*BRIEF*. Provide an exact reproduction of every entry.

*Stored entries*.
• • •

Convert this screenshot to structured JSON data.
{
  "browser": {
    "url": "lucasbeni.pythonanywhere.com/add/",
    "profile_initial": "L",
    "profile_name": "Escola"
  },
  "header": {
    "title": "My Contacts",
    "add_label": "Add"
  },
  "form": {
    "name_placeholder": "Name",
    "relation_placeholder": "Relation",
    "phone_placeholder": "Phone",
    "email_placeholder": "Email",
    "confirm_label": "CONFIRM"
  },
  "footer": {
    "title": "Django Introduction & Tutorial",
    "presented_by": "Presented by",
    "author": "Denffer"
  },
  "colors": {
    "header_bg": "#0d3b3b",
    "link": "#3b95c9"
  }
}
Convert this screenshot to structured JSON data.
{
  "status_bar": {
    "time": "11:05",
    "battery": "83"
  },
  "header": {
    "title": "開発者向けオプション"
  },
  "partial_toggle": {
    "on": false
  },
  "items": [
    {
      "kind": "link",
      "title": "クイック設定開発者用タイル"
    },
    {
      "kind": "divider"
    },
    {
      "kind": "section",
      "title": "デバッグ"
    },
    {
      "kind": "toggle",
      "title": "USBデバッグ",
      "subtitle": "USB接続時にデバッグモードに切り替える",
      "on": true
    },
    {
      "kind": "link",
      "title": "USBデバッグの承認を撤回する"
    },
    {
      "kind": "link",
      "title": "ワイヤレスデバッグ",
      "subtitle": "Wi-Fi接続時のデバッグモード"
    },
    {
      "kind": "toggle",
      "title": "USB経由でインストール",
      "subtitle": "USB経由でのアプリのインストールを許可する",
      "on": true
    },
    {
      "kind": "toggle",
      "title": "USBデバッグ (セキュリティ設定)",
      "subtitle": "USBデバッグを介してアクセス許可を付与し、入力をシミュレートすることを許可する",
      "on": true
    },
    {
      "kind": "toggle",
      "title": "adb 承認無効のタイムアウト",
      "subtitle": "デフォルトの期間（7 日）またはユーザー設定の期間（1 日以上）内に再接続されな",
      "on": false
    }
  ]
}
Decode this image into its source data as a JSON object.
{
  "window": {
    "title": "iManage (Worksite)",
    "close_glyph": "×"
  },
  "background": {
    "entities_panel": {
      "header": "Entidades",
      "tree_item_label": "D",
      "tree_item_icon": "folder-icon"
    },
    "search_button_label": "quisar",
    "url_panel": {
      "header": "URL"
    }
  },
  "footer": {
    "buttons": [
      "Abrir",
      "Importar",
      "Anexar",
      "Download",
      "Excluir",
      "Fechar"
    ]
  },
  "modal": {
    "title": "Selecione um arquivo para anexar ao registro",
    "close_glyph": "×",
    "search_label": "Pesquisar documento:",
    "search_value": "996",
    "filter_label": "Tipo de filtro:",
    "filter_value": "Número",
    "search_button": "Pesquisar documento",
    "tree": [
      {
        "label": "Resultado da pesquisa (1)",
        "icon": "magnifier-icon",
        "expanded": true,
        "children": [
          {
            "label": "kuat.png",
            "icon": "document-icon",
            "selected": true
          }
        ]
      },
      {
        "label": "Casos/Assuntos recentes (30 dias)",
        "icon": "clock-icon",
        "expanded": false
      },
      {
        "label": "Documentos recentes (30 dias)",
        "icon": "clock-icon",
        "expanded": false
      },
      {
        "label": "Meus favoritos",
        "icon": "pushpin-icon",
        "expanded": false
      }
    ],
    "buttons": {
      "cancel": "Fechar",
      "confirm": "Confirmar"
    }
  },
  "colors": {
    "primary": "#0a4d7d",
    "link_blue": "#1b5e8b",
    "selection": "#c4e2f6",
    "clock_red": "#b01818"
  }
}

• • •

*RESULT OF THE TASK*.
Convert this screenshot to structured JSON data.
{
  "browser": {
    "url": "lucasbeni.pythonanywhere.com/add/",
    "profile_initial": "L",
    "profile_name": "Escola"
  },
  "header": {
    "title": "My Contacts",
    "add_label": "Add"
  },
  "form": {
    "name_placeholder": "Name",
    "relation_placeholder": "Relation",
    "phone_placeholder": "Phone",
    "email_placeholder": "Email",
    "confirm_label": "CONFIRM"
  },
  "footer": {
    "title": "Django Introduction & Tutorial",
    "presented_by": "Presented by",
    "author": "Denffer"
  },
  "colors": {
    "header_bg": "#0d3b3b",
    "link": "#3b95c9"
  }
}
Convert this screenshot to structured JSON data.
{
  "status_bar": {
    "time": "11:05",
    "battery": "83"
  },
  "header": {
    "title": "開発者向けオプション"
  },
  "partial_toggle": {
    "on": false
  },
  "items": [
    {
      "kind": "link",
      "title": "クイック設定開発者用タイル"
    },
    {
      "kind": "divider"
    },
    {
      "kind": "section",
      "title": "デバッグ"
    },
    {
      "kind": "toggle",
      "title": "USBデバッグ",
      "subtitle": "USB接続時にデバッグモードに切り替える",
      "on": true
    },
    {
      "kind": "link",
      "title": "USBデバッグの承認を撤回する"
    },
    {
      "kind": "link",
      "title": "ワイヤレスデバッグ",
      "subtitle": "Wi-Fi接続時のデバッグモード"
    },
    {
      "kind": "toggle",
      "title": "USB経由でインストール",
      "subtitle": "USB経由でのアプリのインストールを許可する",
      "on": true
    },
    {
      "kind": "toggle",
      "title": "USBデバッグ (セキュリティ設定)",
      "subtitle": "USBデバッグを介してアクセス許可を付与し、入力をシミュレートすることを許可する",
      "on": true
    },
    {
      "kind": "toggle",
      "title": "adb 承認無効のタイムアウト",
      "subtitle": "デフォルトの期間（7 日）またはユーザー設定の期間（1 日以上）内に再接続されな",
      "on": false
    }
  ]
}
Decode this image into its source data as a JSON object.
{
  "window": {
    "title": "iManage (Worksite)",
    "close_glyph": "×"
  },
  "background": {
    "entities_panel": {
      "header": "Entidades",
      "tree_item_label": "D",
      "tree_item_icon": "folder-icon"
    },
    "search_button_label": "quisar",
    "url_panel": {
      "header": "URL"
    }
  },
  "footer": {
    "buttons": [
      "Abrir",
      "Importar",
      "Anexar",
      "Download",
      "Excluir",
      "Fechar"
    ]
  },
  "modal": {
    "title": "Selecione um arquivo para anexar ao registro",
    "close_glyph": "×",
    "search_label": "Pesquisar documento:",
    "search_value": "996",
    "filter_label": "Tipo de filtro:",
    "filter_value": "Número",
    "search_button": "Pesquisar documento",
    "tree": [
      {
        "label": "Resultado da pesquisa (1)",
        "icon": "magnifier-icon",
        "expanded": true,
        "children": [
          {
            "label": "kuat.png",
            "icon": "document-icon",
            "selected": true
          }
        ]
      },
      {
        "label": "Casos/Assuntos recentes (30 dias)",
        "icon": "clock-icon",
        "expanded": false
      },
      {
        "label": "Documentos recentes (30 dias)",
        "icon": "clock-icon",
        "expanded": false
      },
      {
        "label": "Meus favoritos",
        "icon": "pushpin-icon",
        "expanded": false
      }
    ],
    "buttons": {
      "cancel": "Fechar",
      "confirm": "Confirmar"
    }
  },
  "colors": {
    "primary": "#0a4d7d",
    "link_blue": "#1b5e8b",
    "selection": "#c4e2f6",
    "clock_red": "#b01818"
  }
}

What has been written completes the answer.